Given exercise » Would it be possible to write out each entry below exactly, without the pictures?

Excerpted records »
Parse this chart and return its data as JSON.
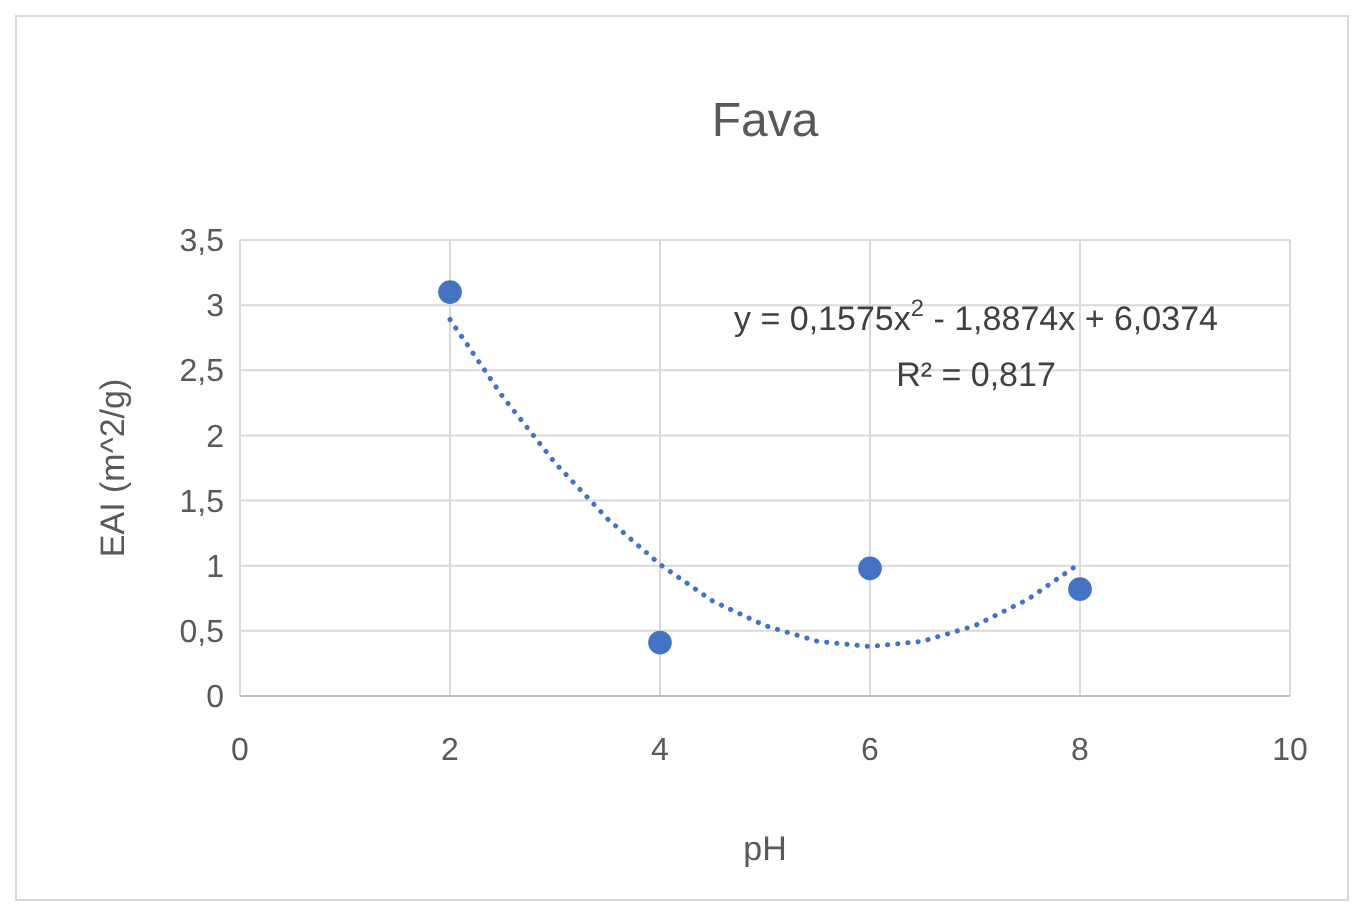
{
  "chart_data": {
    "type": "scatter",
    "title": "Fava",
    "xlabel": "pH",
    "ylabel": "EAI (m^2/g)",
    "xlim": [
      0,
      10
    ],
    "xticks": [
      0,
      2,
      4,
      6,
      8,
      10
    ],
    "ylim": [
      0,
      3.5
    ],
    "yticks": [
      0,
      {
        "value": 0.5,
        "label": "0,5"
      },
      1,
      {
        "value": 1.5,
        "label": "1,5"
      },
      2,
      {
        "value": 2.5,
        "label": "2,5"
      },
      3,
      {
        "value": 3.5,
        "label": "3,5"
      }
    ],
    "grid": true,
    "series": [
      {
        "color": "#4472c4",
        "marker": "circle",
        "x": [
          2,
          4,
          6,
          8
        ],
        "values": [
          3.1,
          0.41,
          0.98,
          0.82
        ]
      },
      {
        "type": "line",
        "color": "#4472c4",
        "marker": "none",
        "line_style": "dotted",
        "x": [
          2,
          2.5,
          3,
          3.5,
          4,
          4.5,
          5,
          5.5,
          6,
          6.5,
          7,
          7.5,
          8
        ],
        "values": [
          2.89,
          2.3,
          1.79,
          1.36,
          1.01,
          0.73,
          0.54,
          0.42,
          0.38,
          0.42,
          0.54,
          0.74,
          1.02
        ]
      }
    ],
    "annotations": [
      "y = 0,1575x$^{2}$ - 1,8874x + 6,0374",
      "R² = 0,817"
    ]
  }
}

Result of the task »
Parse this chart and return its data as JSON.
{
  "chart_data": {
    "type": "scatter",
    "title": "Fava",
    "xlabel": "pH",
    "ylabel": "EAI (m^2/g)",
    "xlim": [
      0,
      10
    ],
    "xticks": [
      0,
      2,
      4,
      6,
      8,
      10
    ],
    "ylim": [
      0,
      3.5
    ],
    "yticks": [
      0,
      {
        "value": 0.5,
        "label": "0,5"
      },
      1,
      {
        "value": 1.5,
        "label": "1,5"
      },
      2,
      {
        "value": 2.5,
        "label": "2,5"
      },
      3,
      {
        "value": 3.5,
        "label": "3,5"
      }
    ],
    "grid": true,
    "series": [
      {
        "color": "#4472c4",
        "marker": "circle",
        "x": [
          2,
          4,
          6,
          8
        ],
        "values": [
          3.1,
          0.41,
          0.98,
          0.82
        ]
      },
      {
        "type": "line",
        "color": "#4472c4",
        "marker": "none",
        "line_style": "dotted",
        "x": [
          2,
          2.5,
          3,
          3.5,
          4,
          4.5,
          5,
          5.5,
          6,
          6.5,
          7,
          7.5,
          8
        ],
        "values": [
          2.89,
          2.3,
          1.79,
          1.36,
          1.01,
          0.73,
          0.54,
          0.42,
          0.38,
          0.42,
          0.54,
          0.74,
          1.02
        ]
      }
    ],
    "annotations": [
      "y = 0,1575x$^{2}$ - 1,8874x + 6,0374",
      "R² = 0,817"
    ]
  }
}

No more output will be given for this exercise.